== Record excerpts

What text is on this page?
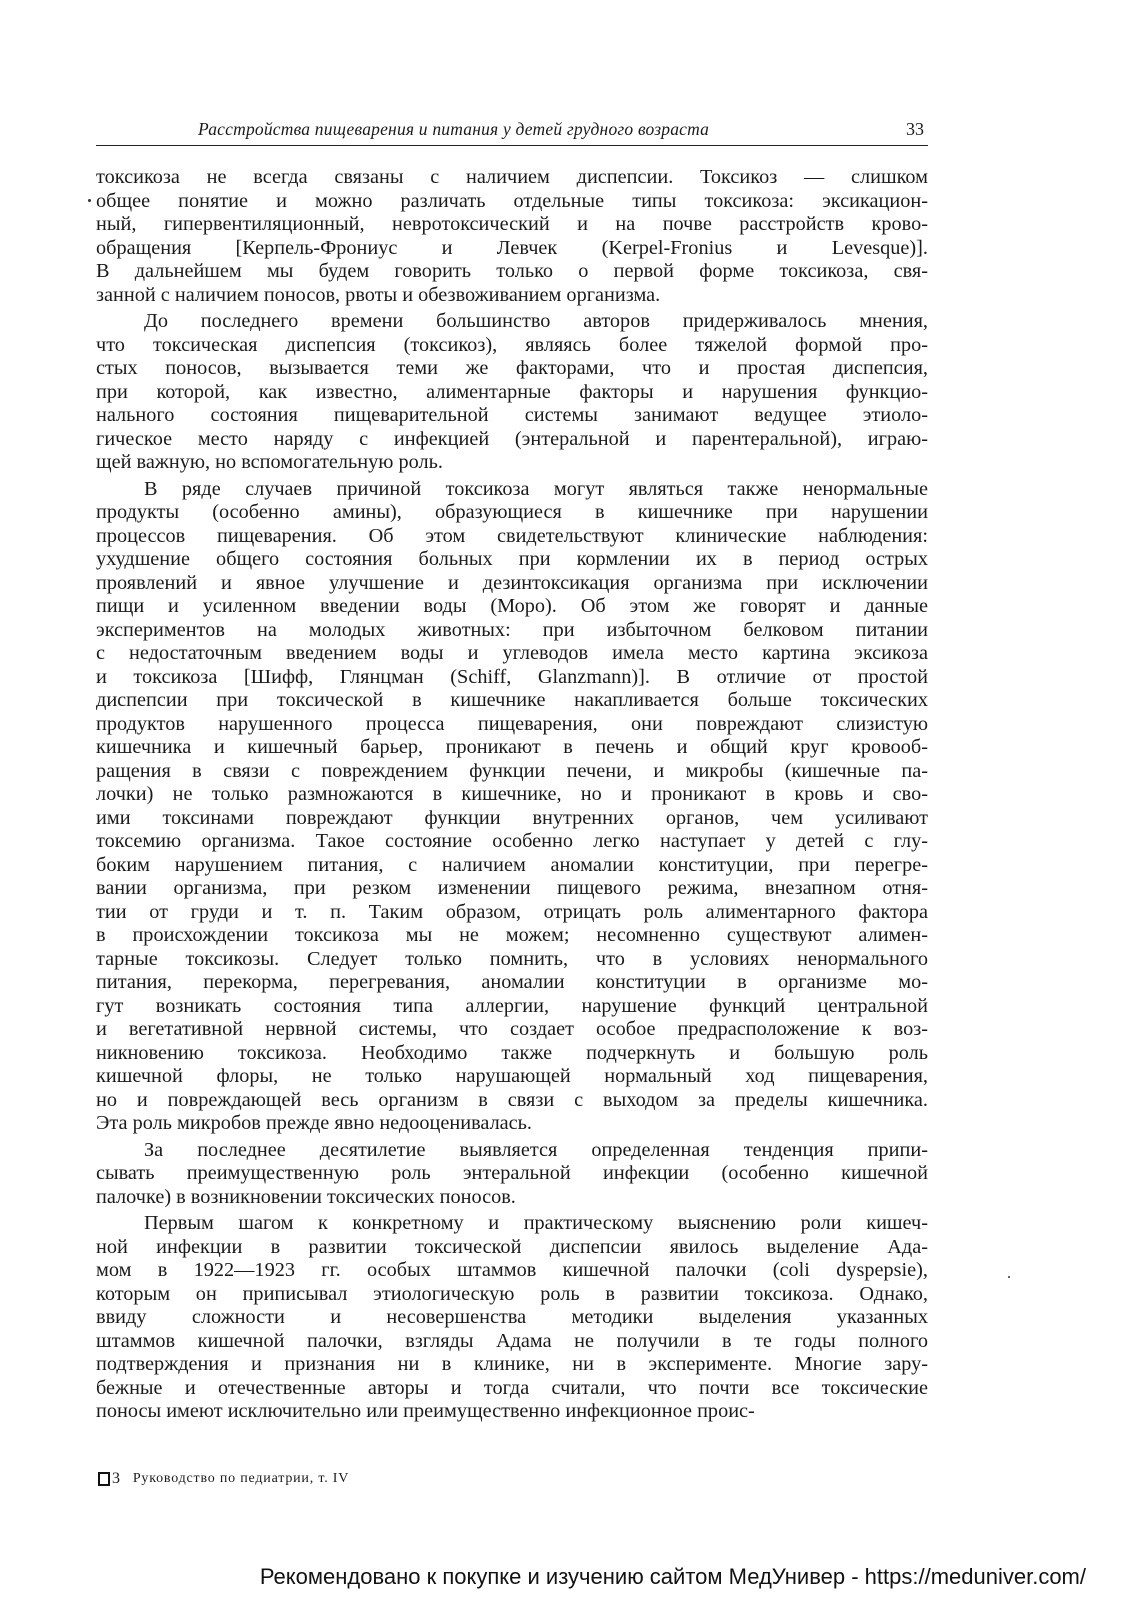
Расстройства пищеварения и питания у детей грудного возраста	33
токсикоза не всегда связаны с наличием диспепсии. Токсикоз — слишком
общее понятие и можно различать отдельные типы токсикоза: эксикацион-
ный, гипервентиляционный, невротоксический и на почве расстройств крово-
обращения [Керпель-Фрониус и Левчек (Kerpel-Fronius и Levesque)].
В дальнейшем мы будем говорить только о первой форме токсикоза, свя-
занной с наличием поносов, рвоты и обезвоживанием организма.
До последнего времени большинство авторов придерживалось мнения,
что токсическая диспепсия (токсикоз), являясь более тяжелой формой про-
стых поносов, вызывается теми же факторами, что и простая диспепсия,
при которой, как известно, алиментарные факторы и нарушения функцио-
нального состояния пищеварительной системы занимают ведущее этиоло-
гическое место наряду с инфекцией (энтеральной и парентеральной), играю-
щей важную, но вспомогательную роль.
В ряде случаев причиной токсикоза могут являться также ненормальные
продукты (особенно амины), образующиеся в кишечнике при нарушении
процессов пищеварения. Об этом свидетельствуют клинические наблюдения:
ухудшение общего состояния больных при кормлении их в период острых
проявлений и явное улучшение и дезинтоксикация организма при исключении
пищи и усиленном введении воды (Моро). Об этом же говорят и данные
экспериментов на молодых животных: при избыточном белковом питании
с недостаточным введением воды и углеводов имела место картина эксикоза
и токсикоза [Шифф, Глянцман (Schiff, Glanzmann)]. В отличие от простой
диспепсии при токсической в кишечнике накапливается больше токсических
продуктов нарушенного процесса пищеварения, они повреждают слизистую
кишечника и кишечный барьер, проникают в печень и общий круг кровооб-
ращения в связи с повреждением функции печени, и микробы (кишечные па-
лочки) не только размножаются в кишечнике, но и проникают в кровь и сво-
ими токсинами повреждают функции внутренних органов, чем усиливают
токсемию организма. Такое состояние особенно легко наступает у детей с глу-
боким нарушением питания, с наличием аномалии конституции, при перегре-
вании организма, при резком изменении пищевого режима, внезапном отня-
тии от груди и т. п. Таким образом, отрицать роль алиментарного фактора
в происхождении токсикоза мы не можем; несомненно существуют алимен-
тарные токсикозы. Следует только помнить, что в условиях ненормального
питания, перекорма, перегревания, аномалии конституции в организме мо-
гут возникать состояния типа аллергии, нарушение функций центральной
и вегетативной нервной системы, что создает особое предрасположение к воз-
никновению токсикоза. Необходимо также подчеркнуть и большую роль
кишечной флоры, не только нарушающей нормальный ход пищеварения,
но и повреждающей весь организм в связи с выходом за пределы кишечника.
Эта роль микробов прежде явно недооценивалась.
За последнее десятилетие выявляется определенная тенденция припи-
сывать преимущественную роль энтеральной инфекции (особенно кишечной
палочке) в возникновении токсических поносов.
Первым шагом к конкретному и практическому выяснению роли кишеч-
ной инфекции в развитии токсической диспепсии явилось выделение Ада-
мом в 1922—1923 гг. особых штаммов кишечной палочки (coli dyspepsie),
которым он приписывал этиологическую роль в развитии токсикоза. Однако,
ввиду сложности и несовершенства методики выделения указанных
штаммов кишечной палочки, взгляды Адама не получили в те годы полного
подтверждения и признания ни в клинике, ни в эксперименте. Многие зару-
бежные и отечественные авторы и тогда считали, что почти все токсические
поносы имеют исключительно или преимущественно инфекционное проис-
3 Руководство по педиатрии, т. IV
Рекомендовано к покупке и изучению сайтом МедУнивер - https://meduniver.com/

====

=== Given instruction ===
Except for the pictures, reproduce every line exactly.

=== Final answer ===
What text is on this page?
Расстройства пищеварения и питания у детей грудного возраста	33
токсикоза не всегда связаны с наличием диспепсии. Токсикоз — слишком
общее понятие и можно различать отдельные типы токсикоза: эксикацион-
ный, гипервентиляционный, невротоксический и на почве расстройств крово-
обращения [Керпель-Фрониус и Левчек (Kerpel-Fronius и Levesque)].
В дальнейшем мы будем говорить только о первой форме токсикоза, свя-
занной с наличием поносов, рвоты и обезвоживанием организма.
До последнего времени большинство авторов придерживалось мнения,
что токсическая диспепсия (токсикоз), являясь более тяжелой формой про-
стых поносов, вызывается теми же факторами, что и простая диспепсия,
при которой, как известно, алиментарные факторы и нарушения функцио-
нального состояния пищеварительной системы занимают ведущее этиоло-
гическое место наряду с инфекцией (энтеральной и парентеральной), играю-
щей важную, но вспомогательную роль.
В ряде случаев причиной токсикоза могут являться также ненормальные
продукты (особенно амины), образующиеся в кишечнике при нарушении
процессов пищеварения. Об этом свидетельствуют клинические наблюдения:
ухудшение общего состояния больных при кормлении их в период острых
проявлений и явное улучшение и дезинтоксикация организма при исключении
пищи и усиленном введении воды (Моро). Об этом же говорят и данные
экспериментов на молодых животных: при избыточном белковом питании
с недостаточным введением воды и углеводов имела место картина эксикоза
и токсикоза [Шифф, Глянцман (Schiff, Glanzmann)]. В отличие от простой
диспепсии при токсической в кишечнике накапливается больше токсических
продуктов нарушенного процесса пищеварения, они повреждают слизистую
кишечника и кишечный барьер, проникают в печень и общий круг кровооб-
ращения в связи с повреждением функции печени, и микробы (кишечные па-
лочки) не только размножаются в кишечнике, но и проникают в кровь и сво-
ими токсинами повреждают функции внутренних органов, чем усиливают
токсемию организма. Такое состояние особенно легко наступает у детей с глу-
боким нарушением питания, с наличием аномалии конституции, при перегре-
вании организма, при резком изменении пищевого режима, внезапном отня-
тии от груди и т. п. Таким образом, отрицать роль алиментарного фактора
в происхождении токсикоза мы не можем; несомненно существуют алимен-
тарные токсикозы. Следует только помнить, что в условиях ненормального
питания, перекорма, перегревания, аномалии конституции в организме мо-
гут возникать состояния типа аллергии, нарушение функций центральной
и вегетативной нервной системы, что создает особое предрасположение к воз-
никновению токсикоза. Необходимо также подчеркнуть и большую роль
кишечной флоры, не только нарушающей нормальный ход пищеварения,
но и повреждающей весь организм в связи с выходом за пределы кишечника.
Эта роль микробов прежде явно недооценивалась.
За последнее десятилетие выявляется определенная тенденция припи-
сывать преимущественную роль энтеральной инфекции (особенно кишечной
палочке) в возникновении токсических поносов.
Первым шагом к конкретному и практическому выяснению роли кишеч-
ной инфекции в развитии токсической диспепсии явилось выделение Ада-
мом в 1922—1923 гг. особых штаммов кишечной палочки (coli dyspepsie),
которым он приписывал этиологическую роль в развитии токсикоза. Однако,
ввиду сложности и несовершенства методики выделения указанных
штаммов кишечной палочки, взгляды Адама не получили в те годы полного
подтверждения и признания ни в клинике, ни в эксперименте. Многие зару-
бежные и отечественные авторы и тогда считали, что почти все токсические
поносы имеют исключительно или преимущественно инфекционное проис-
3 Руководство по педиатрии, т. IV
Рекомендовано к покупке и изучению сайтом МедУнивер - https://meduniver.com/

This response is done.